Dataset rows about figures:
[BEGIN]

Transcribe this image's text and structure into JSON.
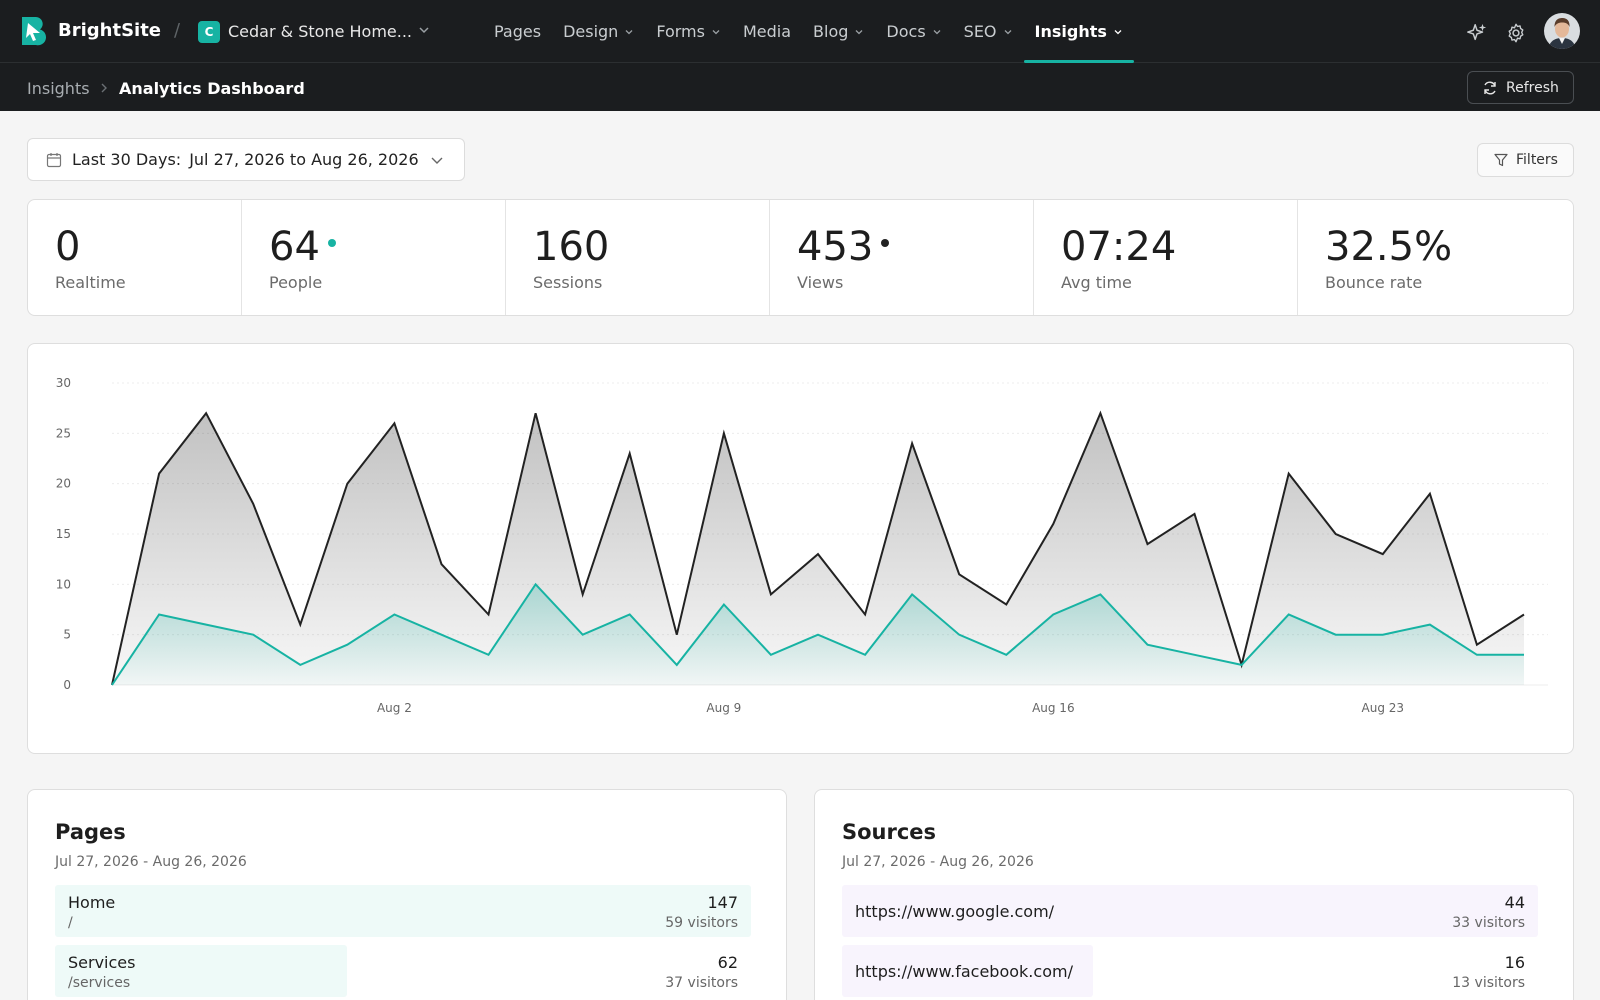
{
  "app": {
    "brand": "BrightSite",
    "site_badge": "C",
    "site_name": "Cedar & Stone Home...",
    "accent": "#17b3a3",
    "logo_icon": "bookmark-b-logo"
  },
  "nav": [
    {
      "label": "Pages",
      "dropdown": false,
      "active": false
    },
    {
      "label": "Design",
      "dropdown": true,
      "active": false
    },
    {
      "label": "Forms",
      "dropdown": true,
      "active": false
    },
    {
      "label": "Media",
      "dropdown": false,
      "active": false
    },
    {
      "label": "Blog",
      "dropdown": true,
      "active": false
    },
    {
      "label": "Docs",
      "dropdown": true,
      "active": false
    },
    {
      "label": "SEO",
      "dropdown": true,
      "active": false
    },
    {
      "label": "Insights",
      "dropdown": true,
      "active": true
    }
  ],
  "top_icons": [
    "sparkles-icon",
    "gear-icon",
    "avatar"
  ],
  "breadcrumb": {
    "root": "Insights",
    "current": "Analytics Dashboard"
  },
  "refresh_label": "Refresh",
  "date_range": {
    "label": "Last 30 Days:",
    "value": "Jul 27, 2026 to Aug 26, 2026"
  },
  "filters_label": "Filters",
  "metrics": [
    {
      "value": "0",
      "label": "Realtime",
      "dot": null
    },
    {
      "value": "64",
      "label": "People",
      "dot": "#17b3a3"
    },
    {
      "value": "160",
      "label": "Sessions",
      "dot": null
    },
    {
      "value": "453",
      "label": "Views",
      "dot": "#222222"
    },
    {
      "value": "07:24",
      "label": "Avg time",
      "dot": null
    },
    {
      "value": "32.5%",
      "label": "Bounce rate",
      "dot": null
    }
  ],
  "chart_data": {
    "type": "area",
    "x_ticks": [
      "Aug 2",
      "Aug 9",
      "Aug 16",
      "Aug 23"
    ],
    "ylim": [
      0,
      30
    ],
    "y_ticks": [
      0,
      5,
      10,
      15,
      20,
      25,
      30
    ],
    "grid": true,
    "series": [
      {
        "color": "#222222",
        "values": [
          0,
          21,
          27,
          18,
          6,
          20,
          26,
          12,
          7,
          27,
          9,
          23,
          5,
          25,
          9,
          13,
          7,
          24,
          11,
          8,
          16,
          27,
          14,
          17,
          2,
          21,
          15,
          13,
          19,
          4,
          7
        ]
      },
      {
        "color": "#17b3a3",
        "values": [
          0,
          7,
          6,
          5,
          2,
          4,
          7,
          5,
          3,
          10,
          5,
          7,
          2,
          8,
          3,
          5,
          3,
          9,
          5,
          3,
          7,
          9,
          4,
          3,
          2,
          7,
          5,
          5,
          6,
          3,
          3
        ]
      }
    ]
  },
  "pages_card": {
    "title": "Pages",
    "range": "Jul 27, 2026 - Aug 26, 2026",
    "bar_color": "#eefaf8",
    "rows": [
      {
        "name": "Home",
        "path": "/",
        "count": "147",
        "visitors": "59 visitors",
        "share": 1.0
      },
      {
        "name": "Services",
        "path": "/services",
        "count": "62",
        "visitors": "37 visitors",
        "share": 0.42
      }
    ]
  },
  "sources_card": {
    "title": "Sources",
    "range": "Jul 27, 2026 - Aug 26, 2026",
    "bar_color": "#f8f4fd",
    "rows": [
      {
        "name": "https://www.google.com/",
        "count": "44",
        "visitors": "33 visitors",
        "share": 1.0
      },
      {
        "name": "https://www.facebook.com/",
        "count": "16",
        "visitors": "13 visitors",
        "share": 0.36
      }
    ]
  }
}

[END]

WORK TO COMPLETE: Pictures stay out of the copy; please restate every record above exactly.

OUTPUT:
Transcribe this image's text and structure into JSON.
{
  "app": {
    "brand": "BrightSite",
    "site_badge": "C",
    "site_name": "Cedar & Stone Home...",
    "accent": "#17b3a3",
    "logo_icon": "bookmark-b-logo"
  },
  "nav": [
    {
      "label": "Pages",
      "dropdown": false,
      "active": false
    },
    {
      "label": "Design",
      "dropdown": true,
      "active": false
    },
    {
      "label": "Forms",
      "dropdown": true,
      "active": false
    },
    {
      "label": "Media",
      "dropdown": false,
      "active": false
    },
    {
      "label": "Blog",
      "dropdown": true,
      "active": false
    },
    {
      "label": "Docs",
      "dropdown": true,
      "active": false
    },
    {
      "label": "SEO",
      "dropdown": true,
      "active": false
    },
    {
      "label": "Insights",
      "dropdown": true,
      "active": true
    }
  ],
  "top_icons": [
    "sparkles-icon",
    "gear-icon",
    "avatar"
  ],
  "breadcrumb": {
    "root": "Insights",
    "current": "Analytics Dashboard"
  },
  "refresh_label": "Refresh",
  "date_range": {
    "label": "Last 30 Days:",
    "value": "Jul 27, 2026 to Aug 26, 2026"
  },
  "filters_label": "Filters",
  "metrics": [
    {
      "value": "0",
      "label": "Realtime",
      "dot": null
    },
    {
      "value": "64",
      "label": "People",
      "dot": "#17b3a3"
    },
    {
      "value": "160",
      "label": "Sessions",
      "dot": null
    },
    {
      "value": "453",
      "label": "Views",
      "dot": "#222222"
    },
    {
      "value": "07:24",
      "label": "Avg time",
      "dot": null
    },
    {
      "value": "32.5%",
      "label": "Bounce rate",
      "dot": null
    }
  ],
  "chart_data": {
    "type": "area",
    "x_ticks": [
      "Aug 2",
      "Aug 9",
      "Aug 16",
      "Aug 23"
    ],
    "ylim": [
      0,
      30
    ],
    "y_ticks": [
      0,
      5,
      10,
      15,
      20,
      25,
      30
    ],
    "grid": true,
    "series": [
      {
        "color": "#222222",
        "values": [
          0,
          21,
          27,
          18,
          6,
          20,
          26,
          12,
          7,
          27,
          9,
          23,
          5,
          25,
          9,
          13,
          7,
          24,
          11,
          8,
          16,
          27,
          14,
          17,
          2,
          21,
          15,
          13,
          19,
          4,
          7
        ]
      },
      {
        "color": "#17b3a3",
        "values": [
          0,
          7,
          6,
          5,
          2,
          4,
          7,
          5,
          3,
          10,
          5,
          7,
          2,
          8,
          3,
          5,
          3,
          9,
          5,
          3,
          7,
          9,
          4,
          3,
          2,
          7,
          5,
          5,
          6,
          3,
          3
        ]
      }
    ]
  },
  "pages_card": {
    "title": "Pages",
    "range": "Jul 27, 2026 - Aug 26, 2026",
    "bar_color": "#eefaf8",
    "rows": [
      {
        "name": "Home",
        "path": "/",
        "count": "147",
        "visitors": "59 visitors",
        "share": 1.0
      },
      {
        "name": "Services",
        "path": "/services",
        "count": "62",
        "visitors": "37 visitors",
        "share": 0.42
      }
    ]
  },
  "sources_card": {
    "title": "Sources",
    "range": "Jul 27, 2026 - Aug 26, 2026",
    "bar_color": "#f8f4fd",
    "rows": [
      {
        "name": "https://www.google.com/",
        "count": "44",
        "visitors": "33 visitors",
        "share": 1.0
      },
      {
        "name": "https://www.facebook.com/",
        "count": "16",
        "visitors": "13 visitors",
        "share": 0.36
      }
    ]
  }
}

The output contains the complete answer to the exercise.